▶ _Task description_
Tally the lines that contain the string "subtitle" and give the number by itself.

■ ■ ■ ■ ■

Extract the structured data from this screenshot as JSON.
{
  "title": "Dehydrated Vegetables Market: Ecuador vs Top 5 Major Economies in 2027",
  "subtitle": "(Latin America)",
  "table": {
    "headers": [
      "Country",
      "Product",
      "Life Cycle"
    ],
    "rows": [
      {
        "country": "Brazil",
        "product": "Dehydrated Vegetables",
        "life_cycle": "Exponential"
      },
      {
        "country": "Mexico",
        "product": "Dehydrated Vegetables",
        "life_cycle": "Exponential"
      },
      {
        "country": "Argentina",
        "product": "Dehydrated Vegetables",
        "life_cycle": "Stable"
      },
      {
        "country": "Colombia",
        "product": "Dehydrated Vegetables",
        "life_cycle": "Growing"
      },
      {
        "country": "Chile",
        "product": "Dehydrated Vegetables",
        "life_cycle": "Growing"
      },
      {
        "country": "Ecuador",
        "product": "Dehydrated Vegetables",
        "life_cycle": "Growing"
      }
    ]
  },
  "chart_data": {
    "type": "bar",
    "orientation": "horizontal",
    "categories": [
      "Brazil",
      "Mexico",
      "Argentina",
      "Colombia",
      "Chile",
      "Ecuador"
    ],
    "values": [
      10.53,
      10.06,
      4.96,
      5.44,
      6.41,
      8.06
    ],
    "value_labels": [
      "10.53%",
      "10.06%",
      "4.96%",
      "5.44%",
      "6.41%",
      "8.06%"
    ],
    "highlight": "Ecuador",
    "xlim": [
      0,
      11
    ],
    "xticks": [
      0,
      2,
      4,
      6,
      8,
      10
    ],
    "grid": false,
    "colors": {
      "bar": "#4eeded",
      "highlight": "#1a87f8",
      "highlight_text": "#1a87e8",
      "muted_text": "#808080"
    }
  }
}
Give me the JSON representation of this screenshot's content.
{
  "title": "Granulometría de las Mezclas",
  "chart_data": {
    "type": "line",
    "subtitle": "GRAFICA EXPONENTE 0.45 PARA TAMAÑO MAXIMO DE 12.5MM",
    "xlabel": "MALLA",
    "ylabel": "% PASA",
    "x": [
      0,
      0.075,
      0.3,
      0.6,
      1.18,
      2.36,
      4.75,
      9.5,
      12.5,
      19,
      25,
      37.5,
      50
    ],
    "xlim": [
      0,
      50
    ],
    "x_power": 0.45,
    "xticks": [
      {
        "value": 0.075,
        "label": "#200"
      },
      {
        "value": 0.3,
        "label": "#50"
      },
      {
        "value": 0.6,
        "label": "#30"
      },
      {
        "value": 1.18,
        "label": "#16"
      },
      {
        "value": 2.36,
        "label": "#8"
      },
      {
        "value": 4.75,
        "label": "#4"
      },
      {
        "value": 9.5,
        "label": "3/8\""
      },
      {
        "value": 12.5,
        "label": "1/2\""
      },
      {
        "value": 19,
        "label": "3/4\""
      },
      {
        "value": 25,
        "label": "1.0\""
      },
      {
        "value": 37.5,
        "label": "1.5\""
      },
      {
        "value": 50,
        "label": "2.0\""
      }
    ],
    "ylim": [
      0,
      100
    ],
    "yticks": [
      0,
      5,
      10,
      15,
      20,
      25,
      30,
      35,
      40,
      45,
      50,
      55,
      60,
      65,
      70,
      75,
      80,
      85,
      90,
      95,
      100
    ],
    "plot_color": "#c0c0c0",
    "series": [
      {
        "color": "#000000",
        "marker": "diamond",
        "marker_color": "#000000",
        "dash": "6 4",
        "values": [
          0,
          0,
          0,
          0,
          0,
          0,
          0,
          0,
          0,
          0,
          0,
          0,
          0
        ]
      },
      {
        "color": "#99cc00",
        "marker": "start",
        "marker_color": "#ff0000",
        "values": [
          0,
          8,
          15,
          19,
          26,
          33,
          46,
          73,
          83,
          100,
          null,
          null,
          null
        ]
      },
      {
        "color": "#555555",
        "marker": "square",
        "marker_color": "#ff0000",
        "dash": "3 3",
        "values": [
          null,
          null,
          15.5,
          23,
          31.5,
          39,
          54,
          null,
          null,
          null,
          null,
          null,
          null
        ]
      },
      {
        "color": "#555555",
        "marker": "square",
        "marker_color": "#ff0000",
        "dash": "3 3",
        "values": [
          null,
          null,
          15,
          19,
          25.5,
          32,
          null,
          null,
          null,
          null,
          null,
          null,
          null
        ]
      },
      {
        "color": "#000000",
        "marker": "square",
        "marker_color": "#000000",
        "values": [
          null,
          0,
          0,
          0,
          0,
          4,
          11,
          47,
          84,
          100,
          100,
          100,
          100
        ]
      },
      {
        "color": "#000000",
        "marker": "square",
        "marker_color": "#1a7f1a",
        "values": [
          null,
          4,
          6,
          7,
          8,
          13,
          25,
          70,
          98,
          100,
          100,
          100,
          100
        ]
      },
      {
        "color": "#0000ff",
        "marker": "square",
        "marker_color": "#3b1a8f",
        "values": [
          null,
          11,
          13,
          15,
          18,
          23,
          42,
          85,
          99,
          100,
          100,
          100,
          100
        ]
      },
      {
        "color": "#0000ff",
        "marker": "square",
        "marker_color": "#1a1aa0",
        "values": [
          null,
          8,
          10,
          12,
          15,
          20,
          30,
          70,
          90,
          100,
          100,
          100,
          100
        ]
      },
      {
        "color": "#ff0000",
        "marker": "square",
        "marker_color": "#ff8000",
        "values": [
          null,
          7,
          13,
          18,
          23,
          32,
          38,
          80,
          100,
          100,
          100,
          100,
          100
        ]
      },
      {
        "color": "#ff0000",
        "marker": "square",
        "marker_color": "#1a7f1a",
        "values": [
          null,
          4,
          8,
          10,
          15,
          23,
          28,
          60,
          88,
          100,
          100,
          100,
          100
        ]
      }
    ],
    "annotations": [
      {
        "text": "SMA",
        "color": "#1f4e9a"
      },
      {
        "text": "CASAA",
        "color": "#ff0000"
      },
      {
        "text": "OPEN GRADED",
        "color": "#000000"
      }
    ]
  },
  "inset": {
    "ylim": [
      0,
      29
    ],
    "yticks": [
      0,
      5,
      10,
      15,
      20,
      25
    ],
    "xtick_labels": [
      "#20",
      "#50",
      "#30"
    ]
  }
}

■ ■ ■ ■ ■

▶ _Written reply_
2